Material provided
(begin)
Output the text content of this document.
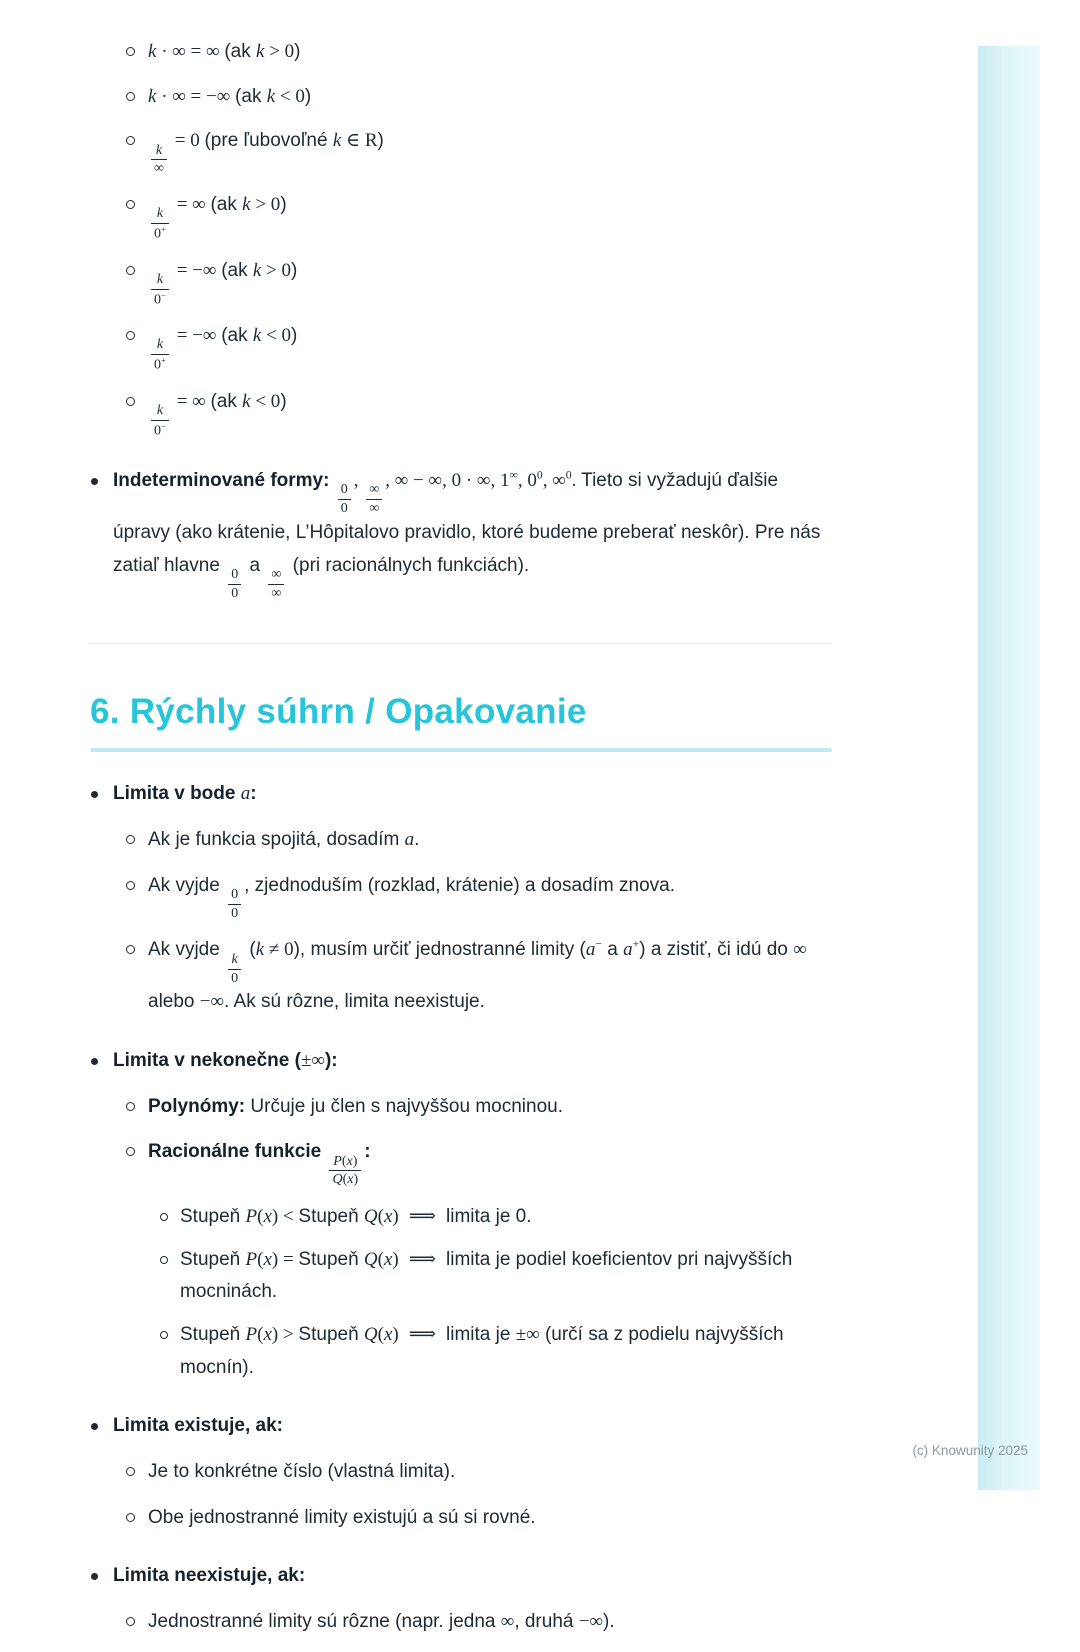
k · ∞ = ∞ (ak k > 0)
k · ∞ = −∞ (ak k < 0)
$\frac{k}{\infty}$
= 0 (pre ľubovoľné k ∈ R)
$\frac{k}{0^+}$
= ∞ (ak k > 0)
$\frac{k}{0^-}$
= −∞ (ak k > 0)
$\frac{k}{0^+}$
= −∞ (ak k < 0)
$\frac{k}{0^-}$
= ∞ (ak k < 0)
Indeterminované formy:
$\frac{0}{0}$
,
$\frac{\infty}{\infty}$
, ∞ − ∞, 0 · ∞, 1∞, $0^0$, ∞$^0$. Tieto si vyžadujú ďalšie úpravy (ako krátenie, L’Hôpitalovo pravidlo, ktoré budeme preberať neskôr). Pre nás zatiaľ hlavne
$\frac{0}{0}$
a
$\frac{\infty}{\infty}$
(pri racionálnych funkciách).
6. Rýchly súhrn / Opakovanie
Limita v bode a:
Ak je funkcia spojitá, dosadím a.
Ak vyjde
$\frac{0}{0}$
, zjednoduším (rozklad, krátenie) a dosadím znova.
Ak vyjde
$\frac{k}{0}$
(k ≠ 0), musím určiť jednostranné limity (a− a a+) a zistiť, či idú do ∞ alebo −∞. Ak sú rôzne, limita neexistuje.
Limita v nekonečne (±∞):
Polynómy: Určuje ju člen s najvyššou mocninou.
Racionálne funkcie
$\frac{P(x)}{Q(x)}$
:
Stupeň P(x) < Stupeň Q(x) ⟹ limita je 0.
Stupeň P(x) = Stupeň Q(x) ⟹ limita je podiel koeficientov pri najvyšších mocninách.
Stupeň P(x) > Stupeň Q(x) ⟹ limita je ±∞ (určí sa z podielu najvyšších mocnín).
Limita existuje, ak:
Je to konkrétne číslo (vlastná limita).
Obe jednostranné limity existujú a sú si rovné.
Limita neexistuje, ak:
Jednostranné limity sú rôzne (napr. jedna ∞, druhá −∞).
(c) Knowunity 2025
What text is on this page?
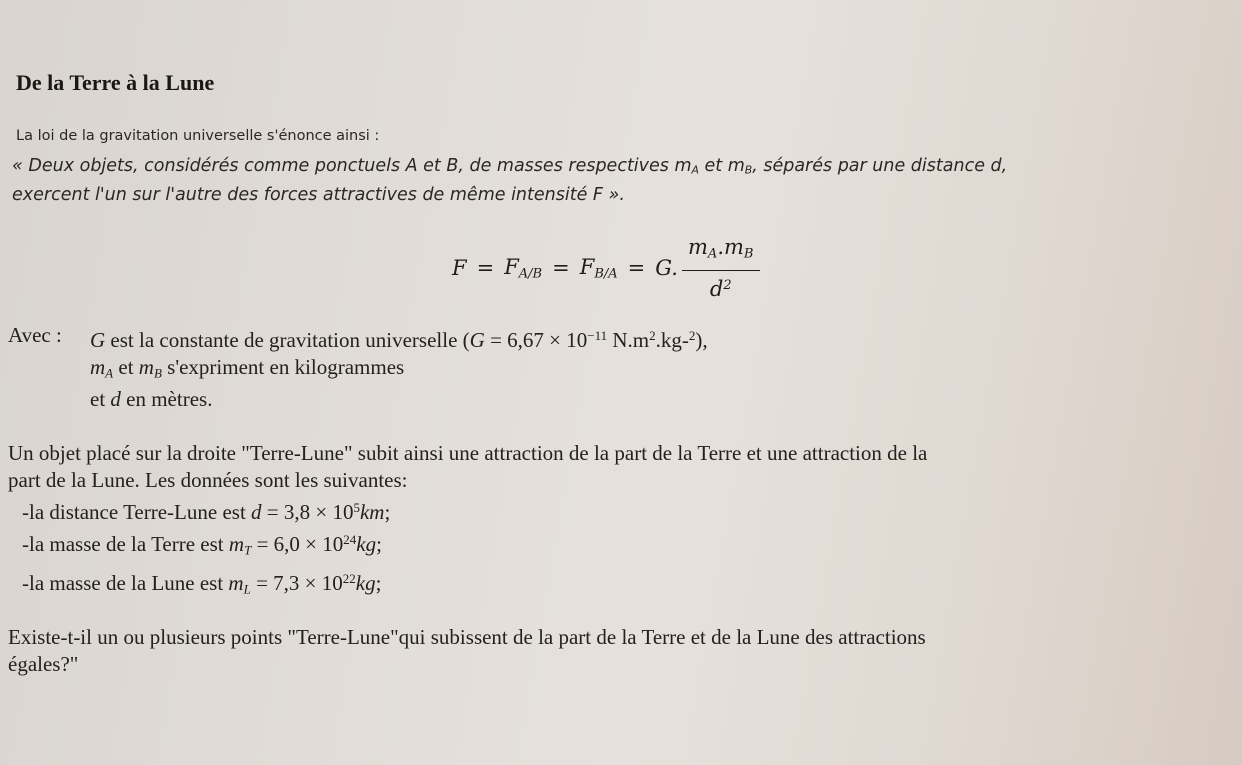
De la Terre à la Lune
La loi de la gravitation universelle s'énonce ainsi :
« Deux objets, considérés comme ponctuels A et B, de masses respectives $m_A$ et $m_B$, séparés par une distance d,
exercent l'un sur l'autre des forces attractives de même intensité F ».
$F = F_{A/B} = F_{B/A} = G$. $\frac{m_A.m_B}{d^2}$
Avec : G est la constante de gravitation universelle ($G = 6,67 \times 10^{-11}$ $N.m^2.kg-^2$),
$m_A$ et $m_B$ s'expriment en kilogrammes
et d en mètres.
Un objet placé sur la droite "Terre-Lune" subit ainsi une attraction de la part de la Terre et une attraction de la
part de la Lune. Les données sont les suivantes:
-la distance Terre-Lune est $d = 3,8 \times 10^5km$;
-la masse de la Terre est $m_T = 6,0 \times 10^{24}kg$;
-la masse de la Lune est $m_L = 7,3 \times 10^{22}kg$;
Existe-t-il un ou plusieurs points "Terre-Lune"qui subissent de la part de la Terre et de la Lune des attractions
égales?"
(end)
Directive
Copy down every line of the material above that includes the string "Stupeň".

The completed task
Stupeň P(x) < Stupeň Q(x) ⟹ limita je 0.
Stupeň P(x) = Stupeň Q(x) ⟹ limita je podiel koeficientov pri najvyšších mocninách.
Stupeň P(x) > Stupeň Q(x) ⟹ limita je ±∞ (určí sa z podielu najvyšších mocnín).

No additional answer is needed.